Copy out the records in full, word for word, without pictures.
::: Data :::
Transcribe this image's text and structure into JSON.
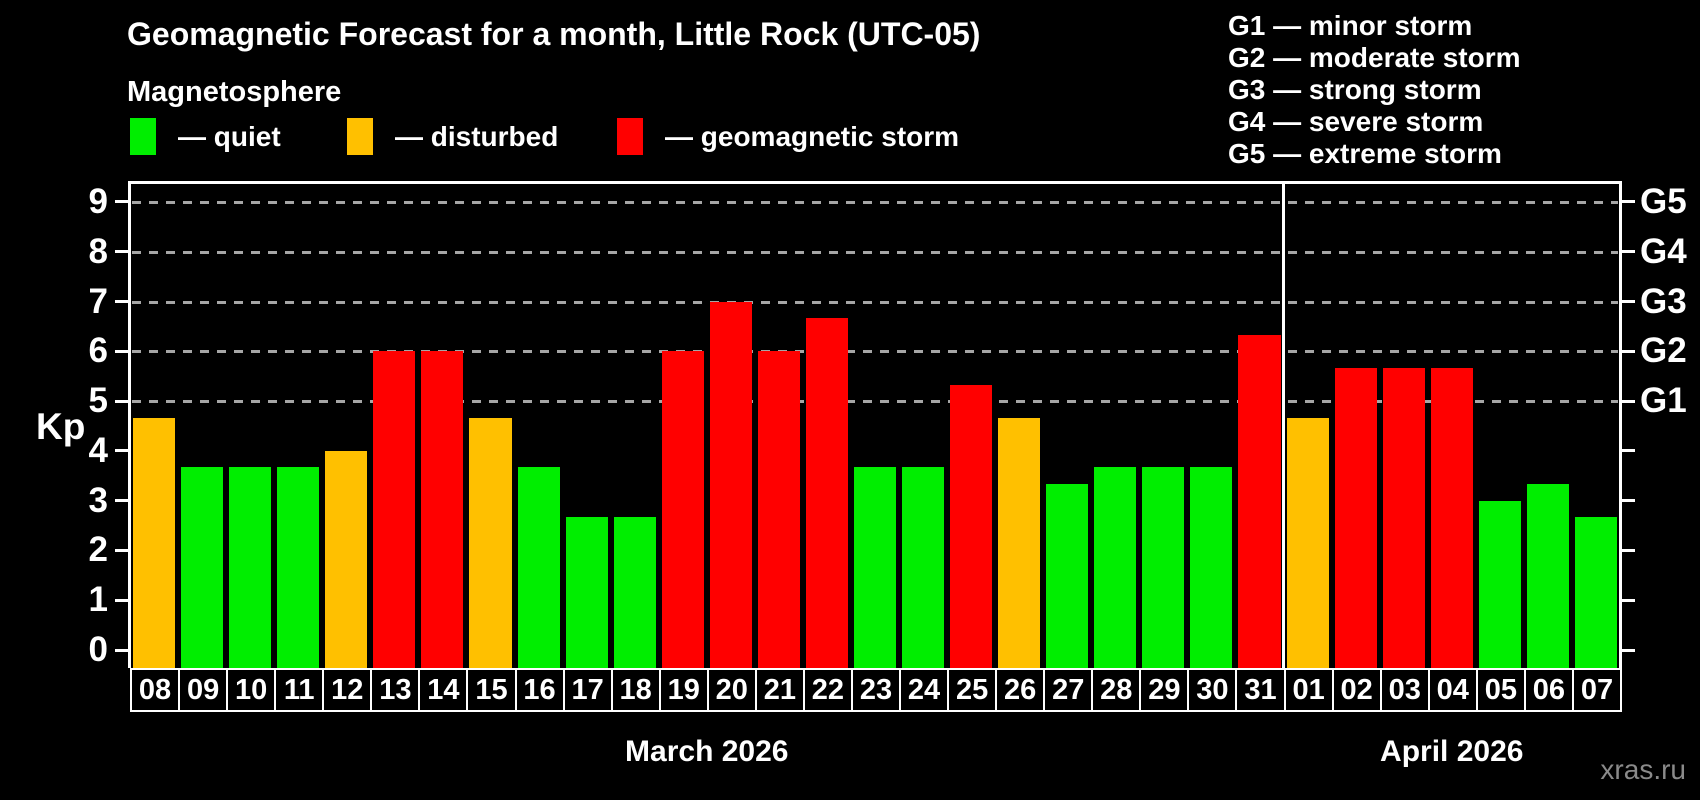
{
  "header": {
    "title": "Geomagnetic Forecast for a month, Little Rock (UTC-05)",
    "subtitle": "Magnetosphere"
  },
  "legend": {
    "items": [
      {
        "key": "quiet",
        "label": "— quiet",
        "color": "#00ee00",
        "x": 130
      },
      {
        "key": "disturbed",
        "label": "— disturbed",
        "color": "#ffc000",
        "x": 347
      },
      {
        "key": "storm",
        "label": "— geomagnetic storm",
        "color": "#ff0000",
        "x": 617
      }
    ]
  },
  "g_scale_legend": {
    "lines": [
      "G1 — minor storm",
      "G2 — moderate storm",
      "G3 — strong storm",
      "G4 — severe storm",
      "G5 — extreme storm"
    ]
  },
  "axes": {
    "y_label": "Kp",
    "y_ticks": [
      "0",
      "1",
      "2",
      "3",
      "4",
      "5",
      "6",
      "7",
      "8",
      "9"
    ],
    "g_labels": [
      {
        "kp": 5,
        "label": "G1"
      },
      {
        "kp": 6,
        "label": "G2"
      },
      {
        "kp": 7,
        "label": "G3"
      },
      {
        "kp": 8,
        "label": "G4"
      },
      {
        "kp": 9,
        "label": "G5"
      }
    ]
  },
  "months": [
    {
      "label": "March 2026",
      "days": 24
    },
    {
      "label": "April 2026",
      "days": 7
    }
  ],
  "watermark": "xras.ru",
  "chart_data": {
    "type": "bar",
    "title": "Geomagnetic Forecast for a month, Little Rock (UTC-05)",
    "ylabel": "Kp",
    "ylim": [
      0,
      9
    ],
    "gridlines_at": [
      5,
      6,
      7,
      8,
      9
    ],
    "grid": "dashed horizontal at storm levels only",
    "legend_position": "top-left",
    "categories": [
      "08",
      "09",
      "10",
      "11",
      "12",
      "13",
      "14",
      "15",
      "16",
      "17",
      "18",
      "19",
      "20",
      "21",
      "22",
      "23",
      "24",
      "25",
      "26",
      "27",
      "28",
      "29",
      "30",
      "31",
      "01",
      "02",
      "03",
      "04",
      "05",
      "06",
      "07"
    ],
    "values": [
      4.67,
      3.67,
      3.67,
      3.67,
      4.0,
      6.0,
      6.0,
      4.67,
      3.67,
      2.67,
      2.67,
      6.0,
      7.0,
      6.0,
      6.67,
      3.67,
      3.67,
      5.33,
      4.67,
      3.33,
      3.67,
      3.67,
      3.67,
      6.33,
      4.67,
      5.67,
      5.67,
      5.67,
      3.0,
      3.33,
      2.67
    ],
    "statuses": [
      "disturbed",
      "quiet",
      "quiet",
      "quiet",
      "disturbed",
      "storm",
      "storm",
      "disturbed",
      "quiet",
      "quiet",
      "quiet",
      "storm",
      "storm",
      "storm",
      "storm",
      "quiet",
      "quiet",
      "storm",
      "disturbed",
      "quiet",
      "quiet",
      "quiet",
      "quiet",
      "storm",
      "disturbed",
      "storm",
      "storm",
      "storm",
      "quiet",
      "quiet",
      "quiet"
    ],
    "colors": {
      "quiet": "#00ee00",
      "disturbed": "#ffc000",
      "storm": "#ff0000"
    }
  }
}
:::
Response to the task:
Transcribe this image's text and structure into JSON.
{
  "header": {
    "title": "Geomagnetic Forecast for a month, Little Rock (UTC-05)",
    "subtitle": "Magnetosphere"
  },
  "legend": {
    "items": [
      {
        "key": "quiet",
        "label": "— quiet",
        "color": "#00ee00",
        "x": 130
      },
      {
        "key": "disturbed",
        "label": "— disturbed",
        "color": "#ffc000",
        "x": 347
      },
      {
        "key": "storm",
        "label": "— geomagnetic storm",
        "color": "#ff0000",
        "x": 617
      }
    ]
  },
  "g_scale_legend": {
    "lines": [
      "G1 — minor storm",
      "G2 — moderate storm",
      "G3 — strong storm",
      "G4 — severe storm",
      "G5 — extreme storm"
    ]
  },
  "axes": {
    "y_label": "Kp",
    "y_ticks": [
      "0",
      "1",
      "2",
      "3",
      "4",
      "5",
      "6",
      "7",
      "8",
      "9"
    ],
    "g_labels": [
      {
        "kp": 5,
        "label": "G1"
      },
      {
        "kp": 6,
        "label": "G2"
      },
      {
        "kp": 7,
        "label": "G3"
      },
      {
        "kp": 8,
        "label": "G4"
      },
      {
        "kp": 9,
        "label": "G5"
      }
    ]
  },
  "months": [
    {
      "label": "March 2026",
      "days": 24
    },
    {
      "label": "April 2026",
      "days": 7
    }
  ],
  "watermark": "xras.ru",
  "chart_data": {
    "type": "bar",
    "title": "Geomagnetic Forecast for a month, Little Rock (UTC-05)",
    "ylabel": "Kp",
    "ylim": [
      0,
      9
    ],
    "gridlines_at": [
      5,
      6,
      7,
      8,
      9
    ],
    "grid": "dashed horizontal at storm levels only",
    "legend_position": "top-left",
    "categories": [
      "08",
      "09",
      "10",
      "11",
      "12",
      "13",
      "14",
      "15",
      "16",
      "17",
      "18",
      "19",
      "20",
      "21",
      "22",
      "23",
      "24",
      "25",
      "26",
      "27",
      "28",
      "29",
      "30",
      "31",
      "01",
      "02",
      "03",
      "04",
      "05",
      "06",
      "07"
    ],
    "values": [
      4.67,
      3.67,
      3.67,
      3.67,
      4.0,
      6.0,
      6.0,
      4.67,
      3.67,
      2.67,
      2.67,
      6.0,
      7.0,
      6.0,
      6.67,
      3.67,
      3.67,
      5.33,
      4.67,
      3.33,
      3.67,
      3.67,
      3.67,
      6.33,
      4.67,
      5.67,
      5.67,
      5.67,
      3.0,
      3.33,
      2.67
    ],
    "statuses": [
      "disturbed",
      "quiet",
      "quiet",
      "quiet",
      "disturbed",
      "storm",
      "storm",
      "disturbed",
      "quiet",
      "quiet",
      "quiet",
      "storm",
      "storm",
      "storm",
      "storm",
      "quiet",
      "quiet",
      "storm",
      "disturbed",
      "quiet",
      "quiet",
      "quiet",
      "quiet",
      "storm",
      "disturbed",
      "storm",
      "storm",
      "storm",
      "quiet",
      "quiet",
      "quiet"
    ],
    "colors": {
      "quiet": "#00ee00",
      "disturbed": "#ffc000",
      "storm": "#ff0000"
    }
  }
}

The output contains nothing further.